EX-10.1 2 s101339_ex10-1.htm EXHIBIT 10.1


Amended and Restated Territorial License Agreement


This Amended and Restated Territorial License Agreement (“Agreement”) is made effective as of June 16, 2015, by and between Gopher Protocol, Inc. (“GP”) and HERMES ROLL LLC, a Nevada limited liability company to be formed (“Licensor” or “HERMES”).


WHEREAS, GP and Licensor have entered into that certain Territorial License Agreement on March 4, 2015 and desire to amend and restate such agreement as set forth herein;


WHEREAS, GP wishes to develop Licensor’s intellectual property relating to novel way of master scheduling categorized deliverables, according to demand, at the customer’s location based on smartphone application, or the Internet or by phone call (the “Technology”);


WHEREAS, the Technology includes a method of obtaining from a customer a request, according to desired delivery’s category, via smartphone application, the Internet, phone call or phone messaging;


WHEREAS, the Technology identifies an origin-destination-pair and schedules a categorized delivery service to the customer’s location;


WHEREAS, the Technology also includes automatically identifying one or more available registered, categorized transporters to provide the service;


WHEREAS, the Technology dispatches the categorized deliverable provider to the customer’s location and notifies the customer the estimate arrival time, as well as the actual arriving;


WHEREAS, the Technology allows customer to pay at the time of service, pre-pay in advanced or billed at a later time;


WHEREAS, through the use of a sub-app of Licensor based on the Technology (titled NEFTAPP), drivers are provided with an alternative method to procure fuel to fill-up their vehicles;


WHEREAS, the method provides an electronic application addressing the mismatch between the volatility of the world crude market, where oil companies are price takers in the short run, and the volatility of what consumers ultimately pay at the pump at gasoline stations;


WHEREAS, with the Technology, the customer is provided a convenient, reliable, and a better (and safer) user experience than filling up at the gas station, while shedding the price gouging that occurs at the pump;


WHEREAS, the license provides that GP may develop, manufacture, market and sell such products/service based on the Technology including the Neft sub-app and Licensor wants GP to do so.  Both parties are familiar with the business of the other and therefore enter into this Agreement.

□ □ □ □ □

SET TASKS →
a) Decide whether each statement below agrees with the license agreement. For each one, answer yes or no and quote the words of the agreement that settle it.
(i) The agreement takes effect as of June 16, 2015.
(ii) GP and Licensor entered into the earlier Territorial License Agreement on March 4, 2015.
(iii) The sub-app of Licensor based on the Technology is titled HERMES.
b) Reproduce the license agreement word for word, starting at "WHEREAS, the license" and ending at "into this Agreement.".

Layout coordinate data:

□ □ □ □ □

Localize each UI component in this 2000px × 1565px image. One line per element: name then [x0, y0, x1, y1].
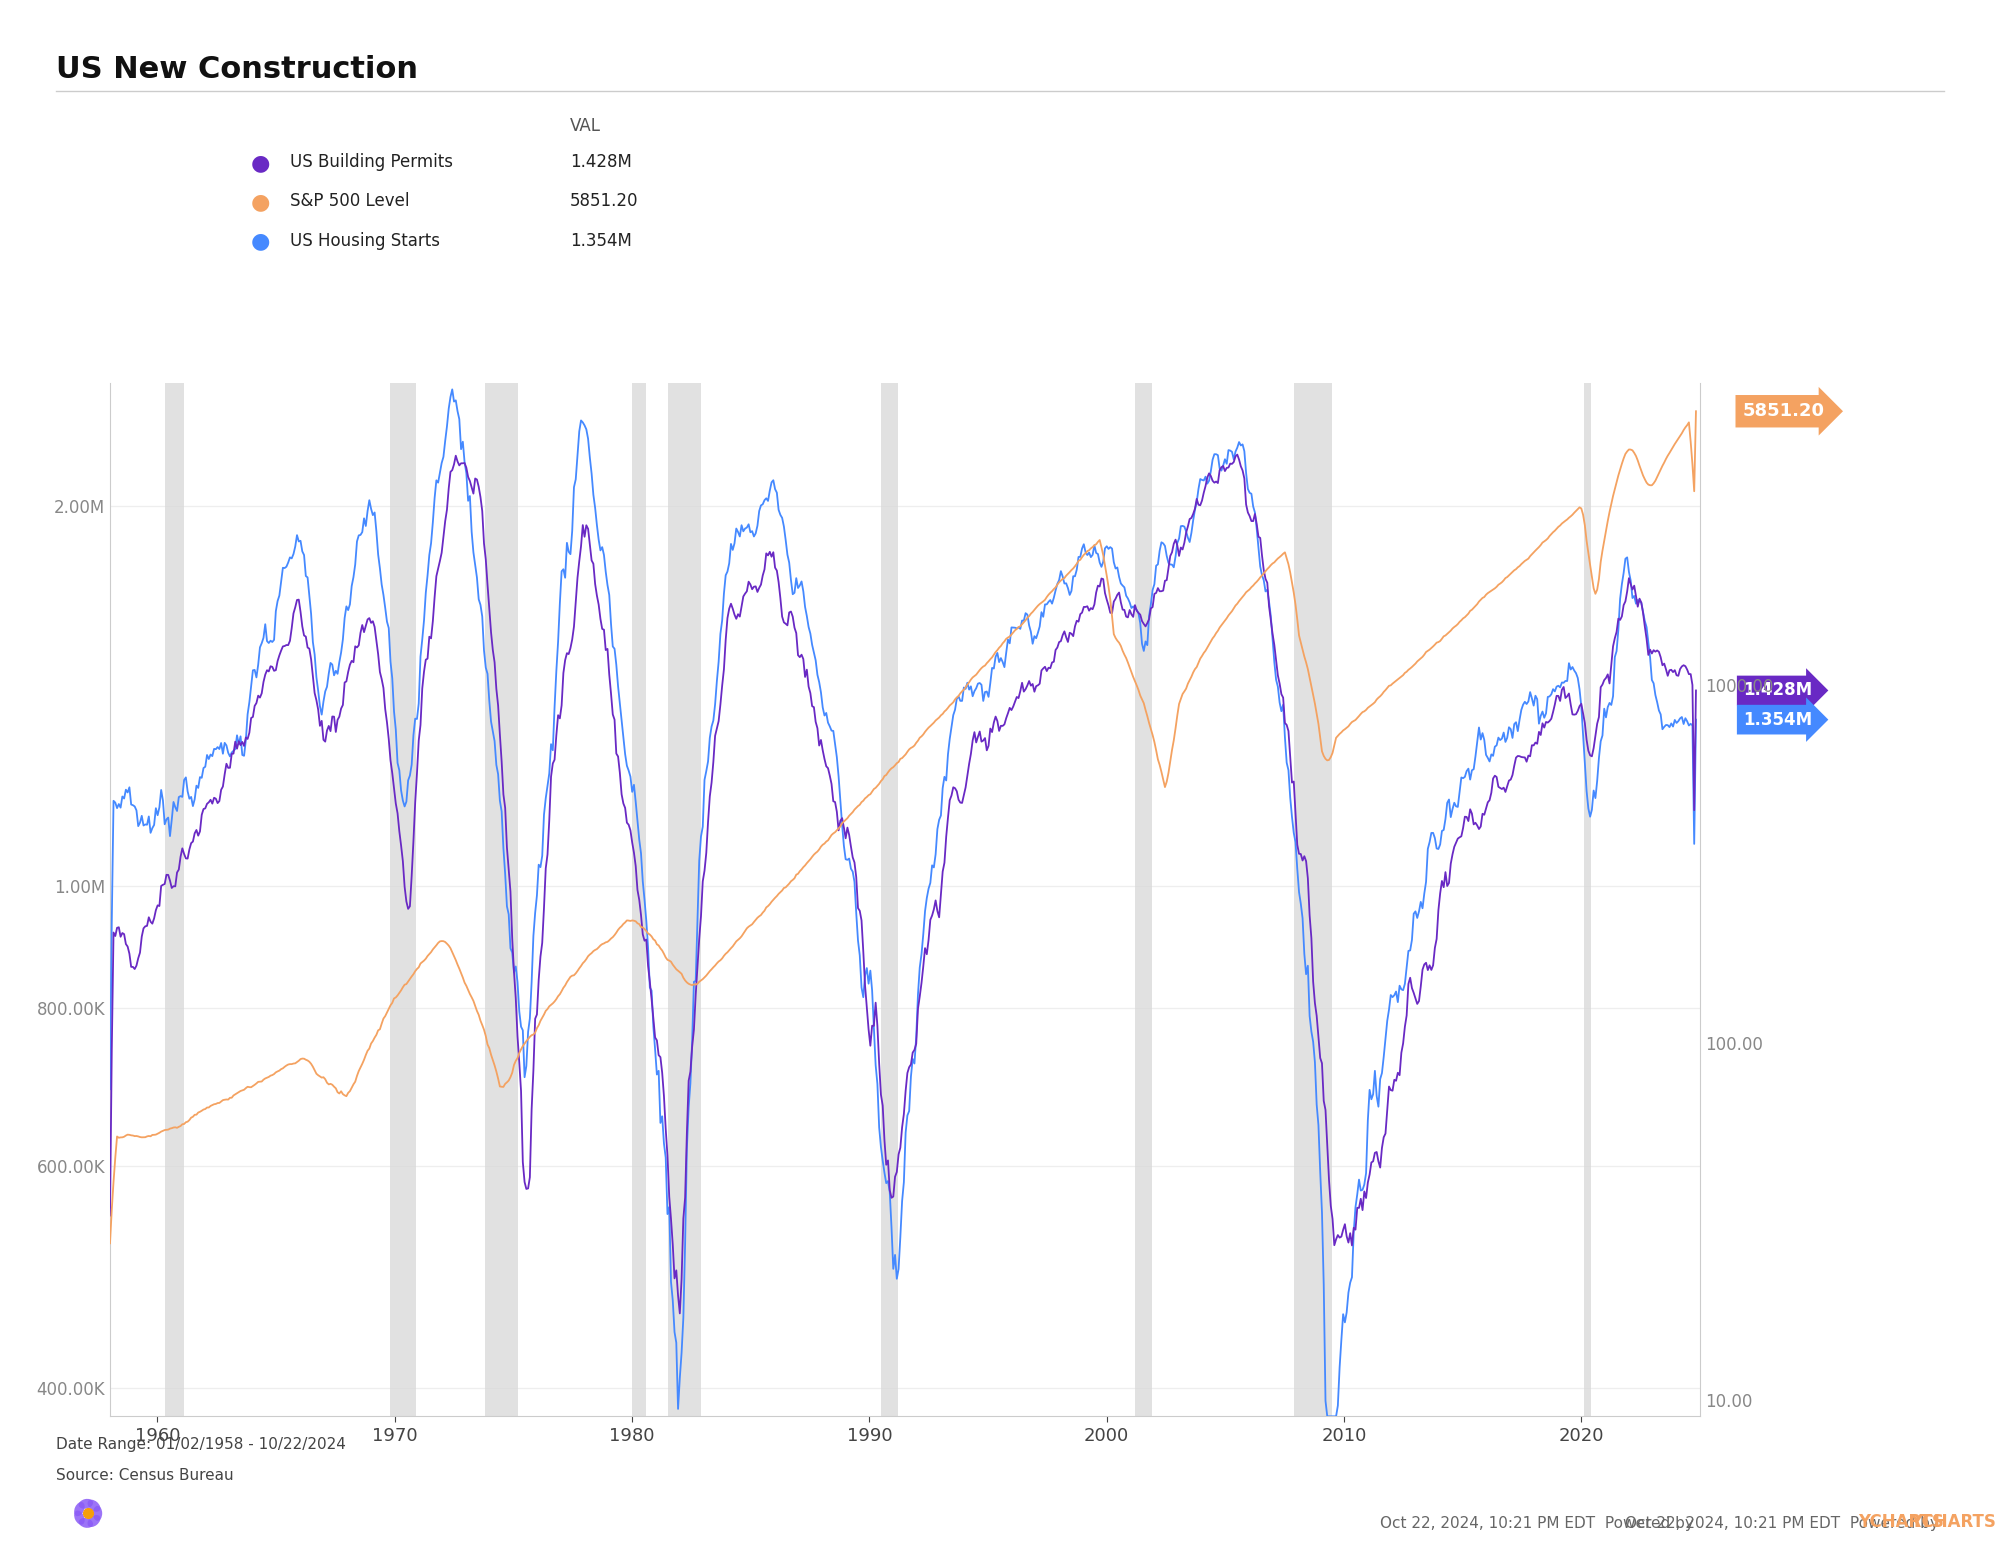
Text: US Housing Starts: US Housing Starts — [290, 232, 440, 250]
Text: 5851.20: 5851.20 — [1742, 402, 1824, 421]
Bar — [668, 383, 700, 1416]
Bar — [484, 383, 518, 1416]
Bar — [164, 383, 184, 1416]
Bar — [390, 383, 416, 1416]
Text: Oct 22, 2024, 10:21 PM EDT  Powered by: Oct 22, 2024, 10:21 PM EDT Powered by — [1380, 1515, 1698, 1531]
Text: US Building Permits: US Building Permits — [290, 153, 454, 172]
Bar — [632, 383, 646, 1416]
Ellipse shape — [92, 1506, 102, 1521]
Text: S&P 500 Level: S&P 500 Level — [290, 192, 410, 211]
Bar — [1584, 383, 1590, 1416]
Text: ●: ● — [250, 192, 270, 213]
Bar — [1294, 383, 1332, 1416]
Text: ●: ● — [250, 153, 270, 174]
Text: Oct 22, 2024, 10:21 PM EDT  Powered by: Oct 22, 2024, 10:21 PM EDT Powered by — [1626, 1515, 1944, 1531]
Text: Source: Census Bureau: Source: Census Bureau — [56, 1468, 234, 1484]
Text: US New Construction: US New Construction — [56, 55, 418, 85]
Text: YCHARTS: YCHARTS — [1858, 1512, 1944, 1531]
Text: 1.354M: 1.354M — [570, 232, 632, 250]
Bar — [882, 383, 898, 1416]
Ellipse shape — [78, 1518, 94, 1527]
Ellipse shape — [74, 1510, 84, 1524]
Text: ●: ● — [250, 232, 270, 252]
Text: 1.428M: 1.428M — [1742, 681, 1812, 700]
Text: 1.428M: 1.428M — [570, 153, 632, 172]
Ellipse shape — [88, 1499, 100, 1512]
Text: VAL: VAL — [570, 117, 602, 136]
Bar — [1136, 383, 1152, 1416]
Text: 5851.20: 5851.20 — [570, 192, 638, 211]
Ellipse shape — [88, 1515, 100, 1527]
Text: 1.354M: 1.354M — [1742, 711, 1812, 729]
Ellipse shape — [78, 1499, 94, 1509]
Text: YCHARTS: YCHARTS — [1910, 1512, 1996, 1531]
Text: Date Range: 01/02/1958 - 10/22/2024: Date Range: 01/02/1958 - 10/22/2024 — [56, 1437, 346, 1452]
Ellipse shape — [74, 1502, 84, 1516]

□ □ □ □ □

ANSWER SET →
a)
(i) Yes: "is made effective as of June 16, 2015"
(ii) Yes: "entered into that certain Territorial License Agreement on March 4, 2015"
(iii) No: "(titled NEFTAPP)"

b)
WHEREAS, the license provides that GP may develop, manufacture, market and sell such products/service based on the Technology including the Neft sub-app and Licensor wants GP to do so.  Both parties are familiar with the business of the other and therefore enter into this Agreement.